**YOUR TASK**:
Return the whole listing, line for line, without the pictures in it.

**EXCERPTED RECORDS**:
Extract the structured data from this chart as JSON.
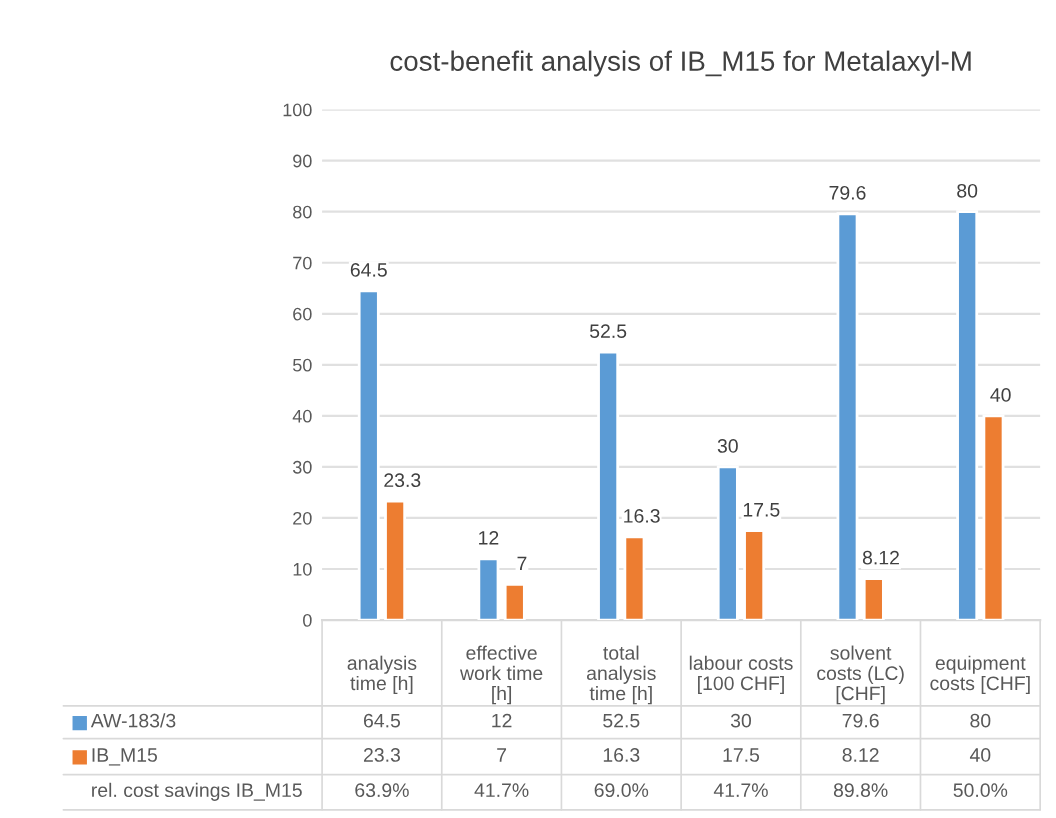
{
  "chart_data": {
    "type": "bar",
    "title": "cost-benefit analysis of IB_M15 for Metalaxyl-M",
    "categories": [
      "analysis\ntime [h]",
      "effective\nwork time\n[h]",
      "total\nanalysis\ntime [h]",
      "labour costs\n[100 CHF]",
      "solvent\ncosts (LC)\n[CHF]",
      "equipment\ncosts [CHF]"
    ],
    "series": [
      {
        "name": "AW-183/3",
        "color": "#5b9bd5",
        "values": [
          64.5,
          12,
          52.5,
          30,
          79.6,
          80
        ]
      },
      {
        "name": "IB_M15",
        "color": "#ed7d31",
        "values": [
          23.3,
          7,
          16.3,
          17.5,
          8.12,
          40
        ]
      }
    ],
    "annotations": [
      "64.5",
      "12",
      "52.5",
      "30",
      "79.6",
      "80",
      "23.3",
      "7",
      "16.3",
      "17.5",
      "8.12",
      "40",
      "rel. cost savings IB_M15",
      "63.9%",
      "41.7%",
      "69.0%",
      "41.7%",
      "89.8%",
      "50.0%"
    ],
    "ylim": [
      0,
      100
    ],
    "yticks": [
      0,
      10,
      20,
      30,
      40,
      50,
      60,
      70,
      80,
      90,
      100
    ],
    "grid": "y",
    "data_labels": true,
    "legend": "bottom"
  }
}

**SOLUTION TO THIS TASK**:
Extract the structured data from this chart as JSON.
{
  "chart_data": {
    "type": "bar",
    "title": "cost-benefit analysis of IB_M15 for Metalaxyl-M",
    "categories": [
      "analysis\ntime [h]",
      "effective\nwork time\n[h]",
      "total\nanalysis\ntime [h]",
      "labour costs\n[100 CHF]",
      "solvent\ncosts (LC)\n[CHF]",
      "equipment\ncosts [CHF]"
    ],
    "series": [
      {
        "name": "AW-183/3",
        "color": "#5b9bd5",
        "values": [
          64.5,
          12,
          52.5,
          30,
          79.6,
          80
        ]
      },
      {
        "name": "IB_M15",
        "color": "#ed7d31",
        "values": [
          23.3,
          7,
          16.3,
          17.5,
          8.12,
          40
        ]
      }
    ],
    "annotations": [
      "64.5",
      "12",
      "52.5",
      "30",
      "79.6",
      "80",
      "23.3",
      "7",
      "16.3",
      "17.5",
      "8.12",
      "40",
      "rel. cost savings IB_M15",
      "63.9%",
      "41.7%",
      "69.0%",
      "41.7%",
      "89.8%",
      "50.0%"
    ],
    "ylim": [
      0,
      100
    ],
    "yticks": [
      0,
      10,
      20,
      30,
      40,
      50,
      60,
      70,
      80,
      90,
      100
    ],
    "grid": "y",
    "data_labels": true,
    "legend": "bottom"
  }
}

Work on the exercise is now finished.